-- begin Dataset entries --

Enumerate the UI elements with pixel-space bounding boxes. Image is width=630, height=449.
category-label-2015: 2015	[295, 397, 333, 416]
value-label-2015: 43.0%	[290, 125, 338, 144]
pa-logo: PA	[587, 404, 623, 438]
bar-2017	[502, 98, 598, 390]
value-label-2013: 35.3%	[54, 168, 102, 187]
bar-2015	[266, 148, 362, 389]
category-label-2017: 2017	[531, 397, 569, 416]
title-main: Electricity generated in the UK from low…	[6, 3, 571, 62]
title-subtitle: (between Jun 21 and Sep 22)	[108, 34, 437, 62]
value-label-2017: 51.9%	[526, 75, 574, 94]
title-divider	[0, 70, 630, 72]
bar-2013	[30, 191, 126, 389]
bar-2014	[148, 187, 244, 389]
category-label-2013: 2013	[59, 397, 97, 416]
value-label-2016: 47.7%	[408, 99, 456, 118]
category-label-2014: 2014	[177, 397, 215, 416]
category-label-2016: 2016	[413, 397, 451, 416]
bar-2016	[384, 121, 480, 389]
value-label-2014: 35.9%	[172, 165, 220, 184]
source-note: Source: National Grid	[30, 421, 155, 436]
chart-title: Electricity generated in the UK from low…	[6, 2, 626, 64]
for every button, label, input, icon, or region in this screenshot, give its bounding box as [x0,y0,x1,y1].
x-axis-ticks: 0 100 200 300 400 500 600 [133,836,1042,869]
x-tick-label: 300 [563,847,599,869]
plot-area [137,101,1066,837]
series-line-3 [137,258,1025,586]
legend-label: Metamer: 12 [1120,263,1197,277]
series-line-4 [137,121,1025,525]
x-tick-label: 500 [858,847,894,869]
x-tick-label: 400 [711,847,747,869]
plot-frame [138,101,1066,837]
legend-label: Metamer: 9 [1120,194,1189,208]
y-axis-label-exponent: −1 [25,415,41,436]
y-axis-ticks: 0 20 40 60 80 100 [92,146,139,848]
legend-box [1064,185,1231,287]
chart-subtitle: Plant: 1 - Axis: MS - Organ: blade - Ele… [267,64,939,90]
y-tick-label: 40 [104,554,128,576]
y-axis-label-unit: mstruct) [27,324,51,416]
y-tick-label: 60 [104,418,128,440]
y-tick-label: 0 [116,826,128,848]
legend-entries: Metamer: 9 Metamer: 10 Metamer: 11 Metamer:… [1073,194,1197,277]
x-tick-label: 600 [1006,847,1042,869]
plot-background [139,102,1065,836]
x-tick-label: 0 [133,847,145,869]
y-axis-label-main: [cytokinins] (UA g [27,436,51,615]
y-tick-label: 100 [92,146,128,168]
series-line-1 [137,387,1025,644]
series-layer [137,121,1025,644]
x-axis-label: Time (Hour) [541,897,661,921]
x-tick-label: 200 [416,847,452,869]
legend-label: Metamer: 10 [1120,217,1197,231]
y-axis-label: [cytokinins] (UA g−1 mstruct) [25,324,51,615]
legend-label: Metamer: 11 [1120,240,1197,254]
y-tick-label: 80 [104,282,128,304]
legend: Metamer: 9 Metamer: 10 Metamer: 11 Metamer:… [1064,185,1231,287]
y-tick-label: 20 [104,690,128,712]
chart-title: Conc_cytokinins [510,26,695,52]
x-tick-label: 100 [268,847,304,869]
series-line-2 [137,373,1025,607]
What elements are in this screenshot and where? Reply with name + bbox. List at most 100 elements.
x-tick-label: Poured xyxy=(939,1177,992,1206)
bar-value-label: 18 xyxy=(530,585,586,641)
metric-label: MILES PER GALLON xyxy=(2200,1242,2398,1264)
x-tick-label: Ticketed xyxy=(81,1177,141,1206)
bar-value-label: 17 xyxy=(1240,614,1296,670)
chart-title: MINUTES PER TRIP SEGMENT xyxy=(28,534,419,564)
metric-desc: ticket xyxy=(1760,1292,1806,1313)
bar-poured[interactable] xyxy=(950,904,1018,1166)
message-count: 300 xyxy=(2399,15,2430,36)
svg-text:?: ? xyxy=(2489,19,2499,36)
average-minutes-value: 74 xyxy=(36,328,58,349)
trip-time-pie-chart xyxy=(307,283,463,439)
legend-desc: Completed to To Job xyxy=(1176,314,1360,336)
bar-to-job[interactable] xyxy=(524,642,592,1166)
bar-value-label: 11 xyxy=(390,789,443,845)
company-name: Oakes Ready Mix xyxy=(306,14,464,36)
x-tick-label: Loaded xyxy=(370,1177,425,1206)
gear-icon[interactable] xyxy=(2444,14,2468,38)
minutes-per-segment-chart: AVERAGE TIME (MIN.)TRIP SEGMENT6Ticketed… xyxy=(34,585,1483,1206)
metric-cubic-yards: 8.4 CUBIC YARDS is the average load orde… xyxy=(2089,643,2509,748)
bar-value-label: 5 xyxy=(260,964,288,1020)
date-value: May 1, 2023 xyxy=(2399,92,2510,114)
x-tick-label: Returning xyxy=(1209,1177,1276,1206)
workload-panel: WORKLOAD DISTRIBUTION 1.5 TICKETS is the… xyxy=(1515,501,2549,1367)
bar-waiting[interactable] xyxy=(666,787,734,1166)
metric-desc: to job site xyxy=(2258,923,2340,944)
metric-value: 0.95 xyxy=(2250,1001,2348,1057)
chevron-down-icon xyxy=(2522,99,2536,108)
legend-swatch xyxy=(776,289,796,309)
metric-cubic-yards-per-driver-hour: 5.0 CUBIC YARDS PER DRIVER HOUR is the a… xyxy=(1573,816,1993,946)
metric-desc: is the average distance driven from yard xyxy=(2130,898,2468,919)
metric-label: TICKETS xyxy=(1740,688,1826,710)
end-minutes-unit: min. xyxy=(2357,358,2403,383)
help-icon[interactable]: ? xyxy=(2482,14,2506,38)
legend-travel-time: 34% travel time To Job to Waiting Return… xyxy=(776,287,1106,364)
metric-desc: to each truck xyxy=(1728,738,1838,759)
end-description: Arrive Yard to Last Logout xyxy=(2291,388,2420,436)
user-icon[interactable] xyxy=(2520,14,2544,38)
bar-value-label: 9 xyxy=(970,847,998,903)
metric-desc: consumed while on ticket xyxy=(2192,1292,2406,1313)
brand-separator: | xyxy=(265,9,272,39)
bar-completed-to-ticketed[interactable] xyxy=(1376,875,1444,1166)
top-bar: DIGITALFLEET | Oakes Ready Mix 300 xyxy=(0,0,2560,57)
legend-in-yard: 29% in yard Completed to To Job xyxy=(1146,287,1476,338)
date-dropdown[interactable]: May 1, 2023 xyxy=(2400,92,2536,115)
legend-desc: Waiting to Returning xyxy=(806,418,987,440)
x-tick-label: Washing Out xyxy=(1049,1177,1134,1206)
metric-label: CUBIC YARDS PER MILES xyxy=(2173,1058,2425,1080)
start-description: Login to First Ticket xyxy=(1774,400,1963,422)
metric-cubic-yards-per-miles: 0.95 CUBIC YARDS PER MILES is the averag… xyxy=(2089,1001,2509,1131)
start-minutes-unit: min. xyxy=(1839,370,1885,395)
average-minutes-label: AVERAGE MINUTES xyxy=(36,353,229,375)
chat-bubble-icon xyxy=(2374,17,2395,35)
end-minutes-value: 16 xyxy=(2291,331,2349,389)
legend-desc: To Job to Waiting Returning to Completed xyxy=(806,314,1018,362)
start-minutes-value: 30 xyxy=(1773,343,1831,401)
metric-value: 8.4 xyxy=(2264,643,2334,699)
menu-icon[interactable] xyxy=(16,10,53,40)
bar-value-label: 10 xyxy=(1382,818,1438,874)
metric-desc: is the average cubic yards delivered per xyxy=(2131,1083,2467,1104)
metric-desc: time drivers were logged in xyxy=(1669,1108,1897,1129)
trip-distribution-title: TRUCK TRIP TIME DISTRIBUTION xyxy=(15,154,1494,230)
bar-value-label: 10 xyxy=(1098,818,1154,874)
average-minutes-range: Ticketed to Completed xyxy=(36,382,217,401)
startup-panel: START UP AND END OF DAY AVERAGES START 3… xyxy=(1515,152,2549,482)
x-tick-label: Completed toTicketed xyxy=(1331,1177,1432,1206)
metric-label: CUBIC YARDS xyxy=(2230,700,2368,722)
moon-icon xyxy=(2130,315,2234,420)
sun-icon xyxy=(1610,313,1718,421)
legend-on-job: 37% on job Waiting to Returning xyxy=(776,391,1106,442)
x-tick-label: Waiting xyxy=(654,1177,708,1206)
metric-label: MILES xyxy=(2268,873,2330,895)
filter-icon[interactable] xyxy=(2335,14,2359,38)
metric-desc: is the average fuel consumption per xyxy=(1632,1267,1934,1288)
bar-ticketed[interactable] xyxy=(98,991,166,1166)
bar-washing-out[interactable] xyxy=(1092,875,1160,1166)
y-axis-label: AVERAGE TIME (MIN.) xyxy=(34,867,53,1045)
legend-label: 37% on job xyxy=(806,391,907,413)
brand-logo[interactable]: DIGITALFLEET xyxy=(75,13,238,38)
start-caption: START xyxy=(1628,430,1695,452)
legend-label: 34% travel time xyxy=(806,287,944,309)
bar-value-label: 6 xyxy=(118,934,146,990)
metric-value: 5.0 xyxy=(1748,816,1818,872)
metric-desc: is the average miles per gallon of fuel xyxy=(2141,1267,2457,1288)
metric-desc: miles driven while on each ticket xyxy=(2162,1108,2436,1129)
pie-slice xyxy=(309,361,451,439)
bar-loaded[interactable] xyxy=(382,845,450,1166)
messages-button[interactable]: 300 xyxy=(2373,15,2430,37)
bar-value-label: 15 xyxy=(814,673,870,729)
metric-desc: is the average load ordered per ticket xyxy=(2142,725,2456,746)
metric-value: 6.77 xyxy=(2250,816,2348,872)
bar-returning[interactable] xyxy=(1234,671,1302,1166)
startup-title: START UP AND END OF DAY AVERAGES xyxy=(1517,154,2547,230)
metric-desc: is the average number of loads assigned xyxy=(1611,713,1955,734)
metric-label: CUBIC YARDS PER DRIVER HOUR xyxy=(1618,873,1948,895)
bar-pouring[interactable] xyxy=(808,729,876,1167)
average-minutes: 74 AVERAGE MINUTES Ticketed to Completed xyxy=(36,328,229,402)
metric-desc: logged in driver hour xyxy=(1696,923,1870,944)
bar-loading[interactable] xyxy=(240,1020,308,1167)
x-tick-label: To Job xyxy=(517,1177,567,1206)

-- end Dataset entries --

• _Challenge_:
Can you copy out the listing word for word, starting at its first line and ending at the line that contains "121, 480, 389]", with both of those lines included?

• _Written solution_:
Enumerate the UI elements with pixel-space bounding boxes. Image is width=630, height=449.
category-label-2015: 2015	[295, 397, 333, 416]
value-label-2015: 43.0%	[290, 125, 338, 144]
pa-logo: PA	[587, 404, 623, 438]
bar-2017	[502, 98, 598, 390]
value-label-2013: 35.3%	[54, 168, 102, 187]
bar-2015	[266, 148, 362, 389]
category-label-2017: 2017	[531, 397, 569, 416]
title-main: Electricity generated in the UK from low…	[6, 3, 571, 62]
title-subtitle: (between Jun 21 and Sep 22)	[108, 34, 437, 62]
value-label-2017: 51.9%	[526, 75, 574, 94]
title-divider	[0, 70, 630, 72]
bar-2013	[30, 191, 126, 389]
bar-2014	[148, 187, 244, 389]
category-label-2013: 2013	[59, 397, 97, 416]
value-label-2016: 47.7%	[408, 99, 456, 118]
category-label-2014: 2014	[177, 397, 215, 416]
category-label-2016: 2016	[413, 397, 451, 416]
bar-2016	[384, 121, 480, 389]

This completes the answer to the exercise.